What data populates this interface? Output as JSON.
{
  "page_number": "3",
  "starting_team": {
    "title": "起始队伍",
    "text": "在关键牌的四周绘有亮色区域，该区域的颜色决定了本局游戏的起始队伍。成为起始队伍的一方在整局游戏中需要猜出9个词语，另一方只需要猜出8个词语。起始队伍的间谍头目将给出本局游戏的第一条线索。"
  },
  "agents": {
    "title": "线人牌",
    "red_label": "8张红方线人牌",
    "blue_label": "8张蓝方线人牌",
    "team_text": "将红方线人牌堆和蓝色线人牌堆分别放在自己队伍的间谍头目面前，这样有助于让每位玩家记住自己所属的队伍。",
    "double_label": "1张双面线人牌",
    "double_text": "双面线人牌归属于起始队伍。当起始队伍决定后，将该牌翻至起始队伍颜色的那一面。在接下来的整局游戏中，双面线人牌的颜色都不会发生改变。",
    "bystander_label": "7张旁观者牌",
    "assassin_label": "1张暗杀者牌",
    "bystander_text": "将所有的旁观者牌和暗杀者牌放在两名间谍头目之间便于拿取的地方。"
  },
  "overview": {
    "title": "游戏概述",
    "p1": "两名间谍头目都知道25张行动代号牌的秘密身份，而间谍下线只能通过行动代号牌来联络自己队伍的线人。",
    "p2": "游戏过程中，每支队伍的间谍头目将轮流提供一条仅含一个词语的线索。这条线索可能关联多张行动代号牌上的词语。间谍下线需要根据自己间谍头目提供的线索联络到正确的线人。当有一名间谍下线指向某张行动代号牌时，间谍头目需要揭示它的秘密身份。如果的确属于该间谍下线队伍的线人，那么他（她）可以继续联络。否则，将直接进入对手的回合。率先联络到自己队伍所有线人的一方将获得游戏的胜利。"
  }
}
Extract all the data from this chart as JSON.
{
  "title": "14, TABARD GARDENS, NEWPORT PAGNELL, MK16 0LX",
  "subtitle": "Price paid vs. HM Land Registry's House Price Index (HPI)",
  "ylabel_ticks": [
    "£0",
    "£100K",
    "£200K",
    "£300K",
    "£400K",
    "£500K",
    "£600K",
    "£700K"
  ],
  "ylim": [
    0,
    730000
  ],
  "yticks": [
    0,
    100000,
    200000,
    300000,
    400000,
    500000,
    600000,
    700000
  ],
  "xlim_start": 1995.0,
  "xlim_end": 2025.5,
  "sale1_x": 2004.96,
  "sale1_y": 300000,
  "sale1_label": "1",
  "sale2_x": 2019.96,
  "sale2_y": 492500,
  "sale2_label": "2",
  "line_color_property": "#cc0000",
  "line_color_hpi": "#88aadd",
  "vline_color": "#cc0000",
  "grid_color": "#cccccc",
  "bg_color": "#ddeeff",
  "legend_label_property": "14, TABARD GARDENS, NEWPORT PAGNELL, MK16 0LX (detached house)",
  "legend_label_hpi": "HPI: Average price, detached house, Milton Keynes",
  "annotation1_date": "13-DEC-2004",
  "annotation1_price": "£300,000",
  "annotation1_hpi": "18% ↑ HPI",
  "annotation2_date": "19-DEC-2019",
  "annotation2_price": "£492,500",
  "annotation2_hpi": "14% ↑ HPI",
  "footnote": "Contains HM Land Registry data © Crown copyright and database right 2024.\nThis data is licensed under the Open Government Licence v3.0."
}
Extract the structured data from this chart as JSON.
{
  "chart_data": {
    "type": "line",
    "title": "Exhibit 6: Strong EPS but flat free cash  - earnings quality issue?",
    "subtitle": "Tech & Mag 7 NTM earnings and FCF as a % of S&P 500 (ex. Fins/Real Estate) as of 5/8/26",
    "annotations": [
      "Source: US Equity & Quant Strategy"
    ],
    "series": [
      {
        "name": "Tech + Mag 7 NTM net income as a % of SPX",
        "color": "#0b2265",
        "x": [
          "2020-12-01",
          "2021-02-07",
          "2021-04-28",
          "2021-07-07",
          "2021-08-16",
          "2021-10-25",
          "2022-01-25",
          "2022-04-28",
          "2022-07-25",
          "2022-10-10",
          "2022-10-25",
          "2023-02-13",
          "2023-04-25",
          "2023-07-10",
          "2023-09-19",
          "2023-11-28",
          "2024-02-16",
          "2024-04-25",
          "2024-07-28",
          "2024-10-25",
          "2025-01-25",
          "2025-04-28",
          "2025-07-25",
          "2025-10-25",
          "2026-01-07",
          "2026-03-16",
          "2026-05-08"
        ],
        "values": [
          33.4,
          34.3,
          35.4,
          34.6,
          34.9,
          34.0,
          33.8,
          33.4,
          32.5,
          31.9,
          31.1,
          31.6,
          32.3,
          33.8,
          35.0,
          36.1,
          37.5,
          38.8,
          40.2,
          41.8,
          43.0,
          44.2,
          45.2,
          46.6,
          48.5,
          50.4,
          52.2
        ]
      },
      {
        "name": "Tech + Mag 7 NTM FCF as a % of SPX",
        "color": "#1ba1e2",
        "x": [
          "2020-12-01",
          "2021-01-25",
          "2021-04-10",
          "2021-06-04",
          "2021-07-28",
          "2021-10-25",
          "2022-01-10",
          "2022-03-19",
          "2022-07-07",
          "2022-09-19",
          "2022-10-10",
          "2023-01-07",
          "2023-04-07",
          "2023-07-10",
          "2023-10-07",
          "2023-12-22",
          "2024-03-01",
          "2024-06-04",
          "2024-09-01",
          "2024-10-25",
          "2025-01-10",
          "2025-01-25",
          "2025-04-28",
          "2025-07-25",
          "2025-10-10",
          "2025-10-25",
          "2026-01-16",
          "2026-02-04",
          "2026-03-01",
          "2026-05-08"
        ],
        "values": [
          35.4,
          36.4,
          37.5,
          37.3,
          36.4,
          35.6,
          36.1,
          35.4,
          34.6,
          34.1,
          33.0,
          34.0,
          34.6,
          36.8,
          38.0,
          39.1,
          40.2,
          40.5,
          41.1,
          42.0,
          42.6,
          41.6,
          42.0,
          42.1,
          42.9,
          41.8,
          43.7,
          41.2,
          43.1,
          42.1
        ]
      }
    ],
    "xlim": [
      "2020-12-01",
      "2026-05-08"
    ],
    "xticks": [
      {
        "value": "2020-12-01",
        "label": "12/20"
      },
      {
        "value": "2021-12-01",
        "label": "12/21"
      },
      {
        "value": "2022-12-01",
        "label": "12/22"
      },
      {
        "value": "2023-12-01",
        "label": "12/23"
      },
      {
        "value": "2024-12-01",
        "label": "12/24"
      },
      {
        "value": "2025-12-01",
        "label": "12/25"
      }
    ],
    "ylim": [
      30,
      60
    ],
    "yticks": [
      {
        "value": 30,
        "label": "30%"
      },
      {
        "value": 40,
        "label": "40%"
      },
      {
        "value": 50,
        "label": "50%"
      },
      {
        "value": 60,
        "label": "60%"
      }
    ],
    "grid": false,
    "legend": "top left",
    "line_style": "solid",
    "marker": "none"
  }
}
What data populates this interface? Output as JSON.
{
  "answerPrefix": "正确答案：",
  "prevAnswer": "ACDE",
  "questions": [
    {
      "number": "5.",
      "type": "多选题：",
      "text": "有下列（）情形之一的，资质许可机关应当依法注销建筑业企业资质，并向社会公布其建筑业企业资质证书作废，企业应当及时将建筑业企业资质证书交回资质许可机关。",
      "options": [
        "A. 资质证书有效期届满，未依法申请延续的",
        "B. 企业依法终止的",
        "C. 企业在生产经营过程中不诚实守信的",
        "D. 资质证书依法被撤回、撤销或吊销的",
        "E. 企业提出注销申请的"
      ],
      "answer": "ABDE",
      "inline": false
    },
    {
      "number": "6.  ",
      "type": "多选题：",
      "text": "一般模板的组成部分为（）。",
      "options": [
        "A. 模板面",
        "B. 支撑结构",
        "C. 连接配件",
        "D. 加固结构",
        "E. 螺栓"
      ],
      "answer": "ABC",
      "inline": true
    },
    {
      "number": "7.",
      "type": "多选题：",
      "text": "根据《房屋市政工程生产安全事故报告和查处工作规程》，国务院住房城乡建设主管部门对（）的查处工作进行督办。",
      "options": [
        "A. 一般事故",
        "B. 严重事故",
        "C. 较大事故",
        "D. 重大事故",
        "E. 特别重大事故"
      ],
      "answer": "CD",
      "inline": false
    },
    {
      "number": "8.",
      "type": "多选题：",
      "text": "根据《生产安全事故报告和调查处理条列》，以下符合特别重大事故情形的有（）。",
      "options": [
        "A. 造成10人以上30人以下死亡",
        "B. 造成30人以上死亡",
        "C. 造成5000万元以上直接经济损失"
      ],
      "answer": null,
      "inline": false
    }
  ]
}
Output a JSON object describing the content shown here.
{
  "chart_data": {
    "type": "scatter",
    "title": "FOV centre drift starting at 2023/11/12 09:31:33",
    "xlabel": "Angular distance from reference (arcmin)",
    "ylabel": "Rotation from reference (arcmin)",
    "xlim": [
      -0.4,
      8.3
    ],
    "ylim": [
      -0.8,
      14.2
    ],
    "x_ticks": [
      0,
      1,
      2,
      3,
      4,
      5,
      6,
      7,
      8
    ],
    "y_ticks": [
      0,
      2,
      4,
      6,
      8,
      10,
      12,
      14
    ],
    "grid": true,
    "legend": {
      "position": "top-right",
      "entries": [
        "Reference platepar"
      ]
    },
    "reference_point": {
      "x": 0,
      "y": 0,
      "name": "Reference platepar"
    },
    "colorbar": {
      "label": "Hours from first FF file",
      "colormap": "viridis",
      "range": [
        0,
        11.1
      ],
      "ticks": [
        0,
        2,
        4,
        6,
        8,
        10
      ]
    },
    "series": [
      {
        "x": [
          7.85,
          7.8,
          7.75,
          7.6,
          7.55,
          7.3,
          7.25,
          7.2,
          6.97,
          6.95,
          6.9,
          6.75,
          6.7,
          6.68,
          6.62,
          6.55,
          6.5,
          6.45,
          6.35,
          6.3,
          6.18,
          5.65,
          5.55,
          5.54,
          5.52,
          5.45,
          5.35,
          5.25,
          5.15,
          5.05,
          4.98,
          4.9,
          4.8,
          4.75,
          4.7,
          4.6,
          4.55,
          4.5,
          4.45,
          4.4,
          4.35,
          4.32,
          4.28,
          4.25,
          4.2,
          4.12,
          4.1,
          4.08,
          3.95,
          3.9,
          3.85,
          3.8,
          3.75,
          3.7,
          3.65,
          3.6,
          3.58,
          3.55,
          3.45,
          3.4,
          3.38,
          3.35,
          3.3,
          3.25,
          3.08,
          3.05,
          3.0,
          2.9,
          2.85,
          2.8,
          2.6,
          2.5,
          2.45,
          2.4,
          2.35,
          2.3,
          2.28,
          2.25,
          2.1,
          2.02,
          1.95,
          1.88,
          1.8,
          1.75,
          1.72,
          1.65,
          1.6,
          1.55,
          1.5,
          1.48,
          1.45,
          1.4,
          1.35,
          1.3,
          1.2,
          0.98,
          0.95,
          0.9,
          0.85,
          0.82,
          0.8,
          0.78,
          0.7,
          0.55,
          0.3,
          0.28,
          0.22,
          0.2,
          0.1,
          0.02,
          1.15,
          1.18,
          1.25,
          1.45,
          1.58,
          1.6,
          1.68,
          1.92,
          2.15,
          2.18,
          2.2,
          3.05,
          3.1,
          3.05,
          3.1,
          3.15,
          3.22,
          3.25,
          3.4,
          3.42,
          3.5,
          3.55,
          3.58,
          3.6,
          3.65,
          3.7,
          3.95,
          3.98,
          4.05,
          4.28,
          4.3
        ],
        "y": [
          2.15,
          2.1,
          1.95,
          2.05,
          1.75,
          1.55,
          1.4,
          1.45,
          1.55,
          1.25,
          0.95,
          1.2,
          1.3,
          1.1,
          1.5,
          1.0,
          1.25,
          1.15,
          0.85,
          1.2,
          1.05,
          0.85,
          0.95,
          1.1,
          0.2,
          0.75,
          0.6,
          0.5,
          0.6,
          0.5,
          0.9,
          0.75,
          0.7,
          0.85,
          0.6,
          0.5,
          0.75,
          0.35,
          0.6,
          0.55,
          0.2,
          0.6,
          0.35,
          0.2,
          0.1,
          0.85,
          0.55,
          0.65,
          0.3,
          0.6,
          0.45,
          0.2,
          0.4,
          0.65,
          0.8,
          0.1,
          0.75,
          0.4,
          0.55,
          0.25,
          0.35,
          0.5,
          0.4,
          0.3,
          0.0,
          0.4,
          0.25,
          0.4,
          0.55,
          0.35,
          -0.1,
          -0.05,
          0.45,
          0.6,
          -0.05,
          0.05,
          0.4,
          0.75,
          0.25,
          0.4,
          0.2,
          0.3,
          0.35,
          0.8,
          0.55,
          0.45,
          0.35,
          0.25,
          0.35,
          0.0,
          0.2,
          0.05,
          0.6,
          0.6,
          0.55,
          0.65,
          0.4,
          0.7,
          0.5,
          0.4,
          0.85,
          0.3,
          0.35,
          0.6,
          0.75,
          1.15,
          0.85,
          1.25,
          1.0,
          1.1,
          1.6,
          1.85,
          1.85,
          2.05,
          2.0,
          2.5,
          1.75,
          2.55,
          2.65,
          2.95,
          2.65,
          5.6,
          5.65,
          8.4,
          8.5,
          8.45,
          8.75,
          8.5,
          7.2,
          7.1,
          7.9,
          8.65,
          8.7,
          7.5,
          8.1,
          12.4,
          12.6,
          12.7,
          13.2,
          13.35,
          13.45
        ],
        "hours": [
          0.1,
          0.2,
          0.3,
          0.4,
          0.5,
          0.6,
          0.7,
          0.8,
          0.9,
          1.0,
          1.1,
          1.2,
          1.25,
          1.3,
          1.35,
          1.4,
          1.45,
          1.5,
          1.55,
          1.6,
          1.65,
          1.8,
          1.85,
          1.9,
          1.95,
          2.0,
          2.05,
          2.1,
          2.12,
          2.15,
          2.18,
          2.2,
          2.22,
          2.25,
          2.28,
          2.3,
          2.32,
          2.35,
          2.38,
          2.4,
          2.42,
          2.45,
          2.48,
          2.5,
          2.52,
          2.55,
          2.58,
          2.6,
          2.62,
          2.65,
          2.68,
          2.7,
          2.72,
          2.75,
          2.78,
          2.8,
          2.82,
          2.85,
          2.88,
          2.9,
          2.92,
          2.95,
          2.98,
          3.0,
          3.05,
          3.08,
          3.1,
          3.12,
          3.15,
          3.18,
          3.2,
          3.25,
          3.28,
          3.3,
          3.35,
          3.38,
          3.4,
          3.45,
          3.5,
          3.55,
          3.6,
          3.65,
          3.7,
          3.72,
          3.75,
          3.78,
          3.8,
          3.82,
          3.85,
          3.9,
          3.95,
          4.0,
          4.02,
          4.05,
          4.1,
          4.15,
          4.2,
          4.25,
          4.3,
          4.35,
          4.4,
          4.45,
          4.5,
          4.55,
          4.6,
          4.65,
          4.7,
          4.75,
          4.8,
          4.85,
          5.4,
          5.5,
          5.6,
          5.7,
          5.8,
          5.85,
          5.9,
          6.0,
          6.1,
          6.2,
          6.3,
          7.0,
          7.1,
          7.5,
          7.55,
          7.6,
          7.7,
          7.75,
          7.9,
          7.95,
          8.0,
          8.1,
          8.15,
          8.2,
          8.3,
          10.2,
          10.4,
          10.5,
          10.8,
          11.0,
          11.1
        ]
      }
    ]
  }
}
....
- **WHAT TO PRODUCE**
Find "Extract". Copy every line it occurs in.

- **RESPONSE**
Extract all the data from this chart as JSON.
Extract the structured data from this chart as JSON.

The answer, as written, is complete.